What the task requires: Print out every line, exactly as written.

Supplied entries:
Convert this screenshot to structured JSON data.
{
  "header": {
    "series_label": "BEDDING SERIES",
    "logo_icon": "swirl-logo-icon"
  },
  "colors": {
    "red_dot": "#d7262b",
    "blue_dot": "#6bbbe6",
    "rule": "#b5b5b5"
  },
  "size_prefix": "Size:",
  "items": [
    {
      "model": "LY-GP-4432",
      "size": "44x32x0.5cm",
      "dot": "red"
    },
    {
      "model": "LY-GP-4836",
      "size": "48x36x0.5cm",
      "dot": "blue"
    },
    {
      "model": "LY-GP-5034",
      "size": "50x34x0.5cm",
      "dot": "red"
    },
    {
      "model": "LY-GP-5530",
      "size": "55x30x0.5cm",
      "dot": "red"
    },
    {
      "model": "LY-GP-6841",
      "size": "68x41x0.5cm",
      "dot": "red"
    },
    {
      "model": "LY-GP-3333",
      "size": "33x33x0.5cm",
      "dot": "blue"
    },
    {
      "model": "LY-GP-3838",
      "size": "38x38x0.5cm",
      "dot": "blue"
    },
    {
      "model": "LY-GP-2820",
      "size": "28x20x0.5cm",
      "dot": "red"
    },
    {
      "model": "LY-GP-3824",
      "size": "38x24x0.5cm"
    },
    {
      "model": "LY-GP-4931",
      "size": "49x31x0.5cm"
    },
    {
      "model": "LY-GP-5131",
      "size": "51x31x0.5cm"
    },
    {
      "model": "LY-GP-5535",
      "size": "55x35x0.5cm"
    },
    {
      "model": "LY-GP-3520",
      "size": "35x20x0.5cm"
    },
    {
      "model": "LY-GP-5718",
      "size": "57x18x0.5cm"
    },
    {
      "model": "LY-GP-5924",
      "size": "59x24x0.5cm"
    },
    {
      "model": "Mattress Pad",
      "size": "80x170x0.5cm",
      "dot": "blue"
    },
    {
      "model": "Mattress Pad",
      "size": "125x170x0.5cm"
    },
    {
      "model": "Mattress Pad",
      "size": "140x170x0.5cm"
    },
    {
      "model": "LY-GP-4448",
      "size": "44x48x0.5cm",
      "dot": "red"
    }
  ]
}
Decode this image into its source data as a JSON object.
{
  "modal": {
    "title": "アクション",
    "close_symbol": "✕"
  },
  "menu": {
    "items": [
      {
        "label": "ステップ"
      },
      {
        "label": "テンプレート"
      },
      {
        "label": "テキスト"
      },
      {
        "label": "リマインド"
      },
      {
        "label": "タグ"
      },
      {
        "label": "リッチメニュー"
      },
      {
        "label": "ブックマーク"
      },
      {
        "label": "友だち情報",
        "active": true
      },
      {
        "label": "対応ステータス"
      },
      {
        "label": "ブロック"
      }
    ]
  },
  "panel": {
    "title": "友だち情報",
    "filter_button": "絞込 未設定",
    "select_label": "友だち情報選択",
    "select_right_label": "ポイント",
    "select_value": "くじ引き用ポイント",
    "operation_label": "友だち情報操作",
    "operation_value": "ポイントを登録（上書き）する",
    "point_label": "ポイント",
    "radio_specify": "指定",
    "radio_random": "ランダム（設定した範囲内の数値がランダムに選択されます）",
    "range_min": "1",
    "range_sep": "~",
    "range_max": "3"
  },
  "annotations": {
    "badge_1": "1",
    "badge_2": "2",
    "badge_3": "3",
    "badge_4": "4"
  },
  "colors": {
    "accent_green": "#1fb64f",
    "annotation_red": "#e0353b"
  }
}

The response:
Convert this screenshot to structured JSON data.
{
  "header": {
    "series_label": "BEDDING SERIES",
    "logo_icon": "swirl-logo-icon"
  },
  "colors": {
    "red_dot": "#d7262b",
    "blue_dot": "#6bbbe6",
    "rule": "#b5b5b5"
  },
  "size_prefix": "Size:",
  "items": [
    {
      "model": "LY-GP-4432",
      "size": "44x32x0.5cm",
      "dot": "red"
    },
    {
      "model": "LY-GP-4836",
      "size": "48x36x0.5cm",
      "dot": "blue"
    },
    {
      "model": "LY-GP-5034",
      "size": "50x34x0.5cm",
      "dot": "red"
    },
    {
      "model": "LY-GP-5530",
      "size": "55x30x0.5cm",
      "dot": "red"
    },
    {
      "model": "LY-GP-6841",
      "size": "68x41x0.5cm",
      "dot": "red"
    },
    {
      "model": "LY-GP-3333",
      "size": "33x33x0.5cm",
      "dot": "blue"
    },
    {
      "model": "LY-GP-3838",
      "size": "38x38x0.5cm",
      "dot": "blue"
    },
    {
      "model": "LY-GP-2820",
      "size": "28x20x0.5cm",
      "dot": "red"
    },
    {
      "model": "LY-GP-3824",
      "size": "38x24x0.5cm"
    },
    {
      "model": "LY-GP-4931",
      "size": "49x31x0.5cm"
    },
    {
      "model": "LY-GP-5131",
      "size": "51x31x0.5cm"
    },
    {
      "model": "LY-GP-5535",
      "size": "55x35x0.5cm"
    },
    {
      "model": "LY-GP-3520",
      "size": "35x20x0.5cm"
    },
    {
      "model": "LY-GP-5718",
      "size": "57x18x0.5cm"
    },
    {
      "model": "LY-GP-5924",
      "size": "59x24x0.5cm"
    },
    {
      "model": "Mattress Pad",
      "size": "80x170x0.5cm",
      "dot": "blue"
    },
    {
      "model": "Mattress Pad",
      "size": "125x170x0.5cm"
    },
    {
      "model": "Mattress Pad",
      "size": "140x170x0.5cm"
    },
    {
      "model": "LY-GP-4448",
      "size": "44x48x0.5cm",
      "dot": "red"
    }
  ]
}
Decode this image into its source data as a JSON object.
{
  "modal": {
    "title": "アクション",
    "close_symbol": "✕"
  },
  "menu": {
    "items": [
      {
        "label": "ステップ"
      },
      {
        "label": "テンプレート"
      },
      {
        "label": "テキスト"
      },
      {
        "label": "リマインド"
      },
      {
        "label": "タグ"
      },
      {
        "label": "リッチメニュー"
      },
      {
        "label": "ブックマーク"
      },
      {
        "label": "友だち情報",
        "active": true
      },
      {
        "label": "対応ステータス"
      },
      {
        "label": "ブロック"
      }
    ]
  },
  "panel": {
    "title": "友だち情報",
    "filter_button": "絞込 未設定",
    "select_label": "友だち情報選択",
    "select_right_label": "ポイント",
    "select_value": "くじ引き用ポイント",
    "operation_label": "友だち情報操作",
    "operation_value": "ポイントを登録（上書き）する",
    "point_label": "ポイント",
    "radio_specify": "指定",
    "radio_random": "ランダム（設定した範囲内の数値がランダムに選択されます）",
    "range_min": "1",
    "range_sep": "~",
    "range_max": "3"
  },
  "annotations": {
    "badge_1": "1",
    "badge_2": "2",
    "badge_3": "3",
    "badge_4": "4"
  },
  "colors": {
    "accent_green": "#1fb64f",
    "annotation_red": "#e0353b"
  }
}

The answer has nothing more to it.